Figure dataset records —
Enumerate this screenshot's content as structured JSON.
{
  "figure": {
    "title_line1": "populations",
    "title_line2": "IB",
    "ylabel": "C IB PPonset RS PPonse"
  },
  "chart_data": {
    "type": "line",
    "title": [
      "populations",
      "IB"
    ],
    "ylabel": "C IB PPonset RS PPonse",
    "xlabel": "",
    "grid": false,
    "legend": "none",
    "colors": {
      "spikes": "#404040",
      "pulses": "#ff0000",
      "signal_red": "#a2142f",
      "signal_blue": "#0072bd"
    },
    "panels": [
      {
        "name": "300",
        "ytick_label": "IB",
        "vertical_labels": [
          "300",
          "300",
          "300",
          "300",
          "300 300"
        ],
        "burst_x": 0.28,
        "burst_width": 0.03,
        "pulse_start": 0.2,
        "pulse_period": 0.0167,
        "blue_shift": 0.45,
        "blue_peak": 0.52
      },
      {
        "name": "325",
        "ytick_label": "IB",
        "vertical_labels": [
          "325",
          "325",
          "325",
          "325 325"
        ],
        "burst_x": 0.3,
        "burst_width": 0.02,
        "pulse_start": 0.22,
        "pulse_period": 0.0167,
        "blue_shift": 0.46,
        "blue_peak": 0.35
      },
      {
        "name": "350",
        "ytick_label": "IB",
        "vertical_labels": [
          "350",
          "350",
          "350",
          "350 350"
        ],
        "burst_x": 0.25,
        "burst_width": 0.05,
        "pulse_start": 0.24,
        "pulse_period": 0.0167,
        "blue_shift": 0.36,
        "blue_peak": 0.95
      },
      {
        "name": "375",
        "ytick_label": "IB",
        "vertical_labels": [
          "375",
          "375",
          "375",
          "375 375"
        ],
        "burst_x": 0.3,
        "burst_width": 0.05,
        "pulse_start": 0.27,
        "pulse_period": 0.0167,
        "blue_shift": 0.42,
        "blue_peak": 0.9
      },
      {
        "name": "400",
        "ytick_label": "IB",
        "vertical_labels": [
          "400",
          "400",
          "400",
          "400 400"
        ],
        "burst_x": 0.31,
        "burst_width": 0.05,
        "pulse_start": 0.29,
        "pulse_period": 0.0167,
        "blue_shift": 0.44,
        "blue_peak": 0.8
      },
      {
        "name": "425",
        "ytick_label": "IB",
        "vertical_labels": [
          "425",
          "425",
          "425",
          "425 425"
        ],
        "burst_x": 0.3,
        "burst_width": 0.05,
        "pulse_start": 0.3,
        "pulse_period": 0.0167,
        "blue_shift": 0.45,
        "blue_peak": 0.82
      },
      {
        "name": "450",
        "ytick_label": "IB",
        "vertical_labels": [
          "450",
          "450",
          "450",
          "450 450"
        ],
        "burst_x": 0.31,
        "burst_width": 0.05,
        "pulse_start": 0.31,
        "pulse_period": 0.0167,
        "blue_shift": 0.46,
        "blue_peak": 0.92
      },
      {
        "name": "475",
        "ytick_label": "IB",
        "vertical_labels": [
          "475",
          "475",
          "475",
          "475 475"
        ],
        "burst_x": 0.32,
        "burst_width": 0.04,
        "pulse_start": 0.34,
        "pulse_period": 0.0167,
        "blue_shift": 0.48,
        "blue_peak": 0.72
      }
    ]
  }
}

WHAT IS EXPECTED — Lines containing the word "populations" must all be returned from the material above.

THE SOLUTION —
    "title_line1": "populations",
      "populations",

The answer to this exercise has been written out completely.